* [Set problem]
Where a line contains the word "icon", copy that line in full.

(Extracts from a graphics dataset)
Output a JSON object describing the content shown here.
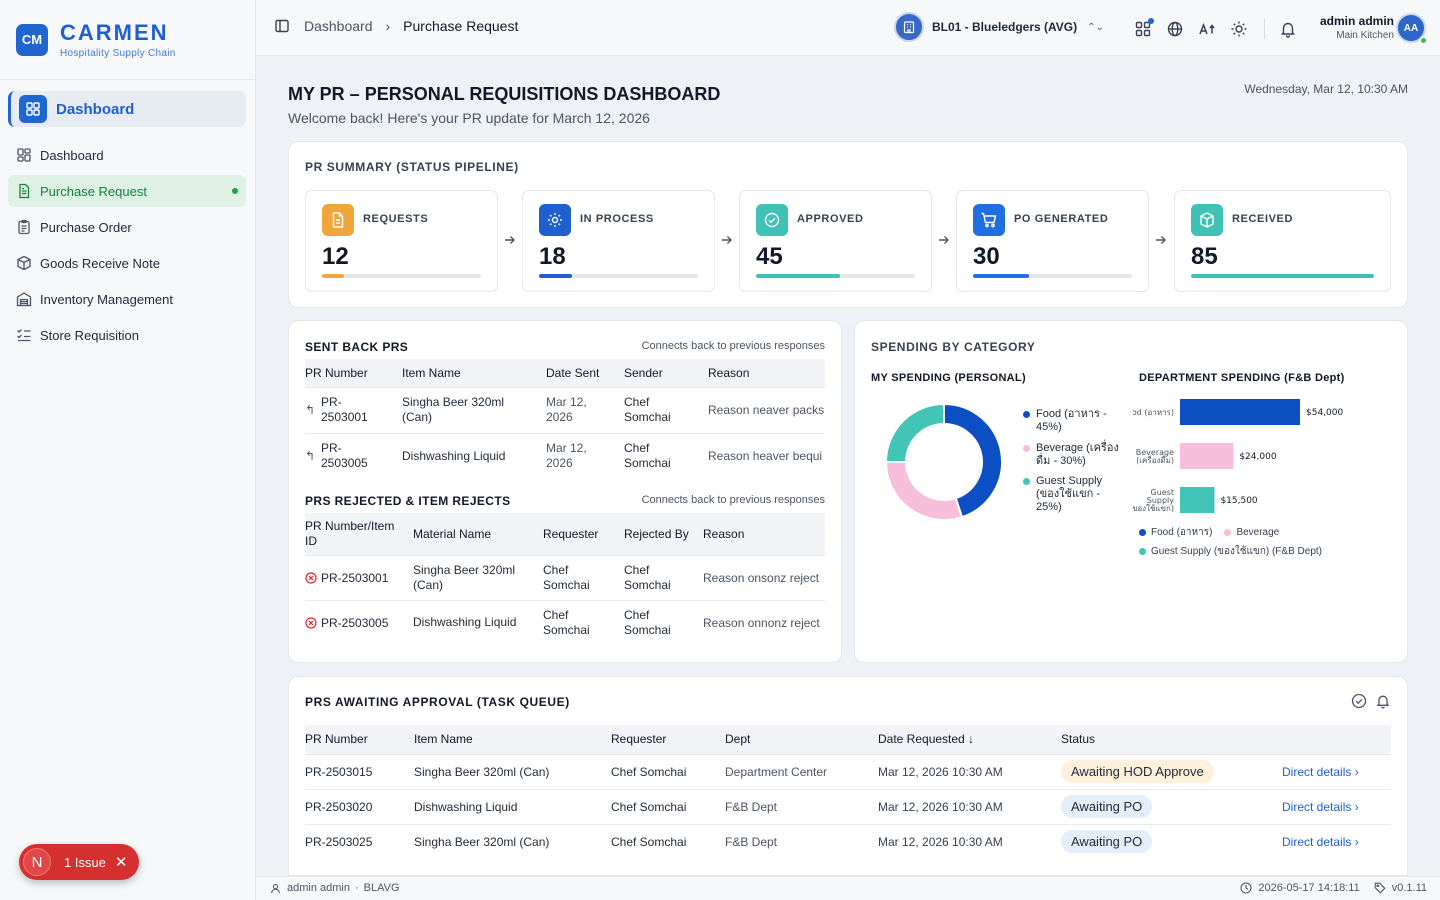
{
  "brand": {
    "logo_text": "CM",
    "name": "CARMEN",
    "subtitle": "Hospitality Supply Chain"
  },
  "sidebar": {
    "section_label": "Dashboard",
    "items": [
      {
        "label": "Dashboard",
        "icon": "grid-icon"
      },
      {
        "label": "Purchase Request",
        "icon": "document-icon",
        "active": true
      },
      {
        "label": "Purchase Order",
        "icon": "clipboard-icon"
      },
      {
        "label": "Goods Receive Note",
        "icon": "package-icon"
      },
      {
        "label": "Inventory Management",
        "icon": "warehouse-icon"
      },
      {
        "label": "Store Requisition",
        "icon": "checklist-icon"
      }
    ]
  },
  "issue_badge": {
    "initial": "N",
    "label": "1 Issue"
  },
  "topbar": {
    "breadcrumb": [
      "Dashboard",
      "Purchase Request"
    ],
    "business_unit": "BL01 - Blueledgers (AVG)",
    "user_name": "admin admin",
    "user_location": "Main Kitchen",
    "avatar_initials": "AA"
  },
  "header": {
    "title": "MY PR – PERSONAL REQUISITIONS DASHBOARD",
    "subtitle": "Welcome back! Here's your PR update for March 12, 2026",
    "datetime": "Wednesday, Mar 12, 10:30 AM"
  },
  "pipeline": {
    "title": "PR SUMMARY (STATUS PIPELINE)",
    "stages": [
      {
        "label": "REQUESTS",
        "value": "12",
        "progress": 0.14,
        "color": "#f0a63a",
        "icon": "document-icon"
      },
      {
        "label": "IN PROCESS",
        "value": "18",
        "progress": 0.21,
        "color": "#1f5fcf",
        "icon": "gear-icon"
      },
      {
        "label": "APPROVED",
        "value": "45",
        "progress": 0.53,
        "color": "#3fc2b5",
        "icon": "check-circle-icon"
      },
      {
        "label": "PO GENERATED",
        "value": "30",
        "progress": 0.35,
        "color": "#1f6fe0",
        "icon": "cart-icon"
      },
      {
        "label": "RECEIVED",
        "value": "85",
        "progress": 1.0,
        "color": "#3fc2b5",
        "icon": "box-icon"
      }
    ]
  },
  "sent_back": {
    "title": "SENT BACK PRS",
    "note": "Connects back to previous responses",
    "columns": [
      "PR Number",
      "Item Name",
      "Date Sent",
      "Sender",
      "Reason"
    ],
    "rows": [
      {
        "pr": "PR-\n2503001",
        "item": "Singha Beer 320ml\n(Can)",
        "date": "Mar 12,\n2026",
        "sender": "Chef\nSomchai",
        "reason": "Reason neaver packs"
      },
      {
        "pr": "PR-\n2503005",
        "item": "Dishwashing Liquid",
        "date": "Mar 12,\n2026",
        "sender": "Chef\nSomchai",
        "reason": "Reason heaver bequi"
      }
    ]
  },
  "rejected": {
    "title": "PRS REJECTED & ITEM REJECTS",
    "note": "Connects back to previous responses",
    "columns": [
      "PR Number/Item\nID",
      "Material Name",
      "Requester",
      "Rejected By",
      "Reason"
    ],
    "rows": [
      {
        "pr": "PR-2503001",
        "item": "Singha Beer 320ml\n(Can)",
        "requester": "Chef\nSomchai",
        "rejected_by": "Chef\nSomchai",
        "reason": "Reason onsonz reject"
      },
      {
        "pr": "PR-2503005",
        "item": "Dishwashing Liquid",
        "requester": "Chef\nSomchai",
        "rejected_by": "Chef\nSomchai",
        "reason": "Reason onnonz reject"
      }
    ]
  },
  "spending": {
    "title": "SPENDING BY CATEGORY",
    "personal_title": "MY SPENDING (PERSONAL)",
    "department_title": "DEPARTMENT SPENDING (F&B Dept)",
    "bar_legend": [
      "Food (อาหาร)",
      "Beverage",
      "Guest Supply (ของใช้แขก) (F&B Dept)"
    ]
  },
  "chart_data": [
    {
      "type": "pie",
      "title": "MY SPENDING (PERSONAL)",
      "labels": [
        "Food (อาหาร - 45%)",
        "Beverage (เครื่องดื่ม - 30%)",
        "Guest Supply (ของใช้แขก - 25%)"
      ],
      "values": [
        45,
        30,
        25
      ],
      "colors": [
        "#0b4fc3",
        "#f8bfdc",
        "#42c4b6"
      ],
      "legend": "right"
    },
    {
      "type": "bar",
      "orientation": "horizontal",
      "title": "DEPARTMENT SPENDING (F&B Dept)",
      "categories": [
        "Food (อาหาร)",
        "Beverage\n(เครื่องดื่ม)",
        "Guest\nSupply\n(ของใช้แขก)"
      ],
      "values": [
        54000,
        24000,
        15500
      ],
      "value_labels": [
        "$54,000",
        "$24,000",
        "$15,500"
      ],
      "colors": [
        "#0b4fc3",
        "#f8bfdc",
        "#42c4b6"
      ],
      "xlim": [
        0,
        54000
      ],
      "legend": "bottom"
    }
  ],
  "awaiting": {
    "title": "PRS AWAITING APPROVAL (TASK QUEUE)",
    "columns": [
      "PR Number",
      "Item Name",
      "Requester",
      "Dept",
      "Date Requested ↓",
      "Status"
    ],
    "rows": [
      {
        "pr": "PR-2503015",
        "item": "Singha Beer 320ml (Can)",
        "requester": "Chef Somchai",
        "dept": "Department Center",
        "date": "Mar 12, 2026 10:30 AM",
        "status": "Awaiting HOD Approve",
        "status_type": "hod",
        "link": "Direct details"
      },
      {
        "pr": "PR-2503020",
        "item": "Dishwashing Liquid",
        "requester": "Chef Somchai",
        "dept": "F&B Dept",
        "date": "Mar 12, 2026 10:30 AM",
        "status": "Awaiting PO",
        "status_type": "po",
        "link": "Direct details"
      },
      {
        "pr": "PR-2503025",
        "item": "Singha Beer 320ml (Can)",
        "requester": "Chef Somchai",
        "dept": "F&B Dept",
        "date": "Mar 12, 2026 10:30 AM",
        "status": "Awaiting PO",
        "status_type": "po",
        "link": "Direct details"
      }
    ]
  },
  "footer": {
    "user": "admin admin",
    "bu_code": "BLAVG",
    "timestamp": "2026-05-17 14:18:11",
    "version": "v0.1.11"
  }
}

* [Result of the task]
        "icon": "grid-icon"
        "icon": "document-icon",
        "icon": "clipboard-icon"
        "icon": "package-icon"
        "icon": "warehouse-icon"
        "icon": "checklist-icon"
        "icon": "document-icon"
        "icon": "gear-icon"
        "icon": "check-circle-icon"
        "icon": "cart-icon"
        "icon": "box-icon"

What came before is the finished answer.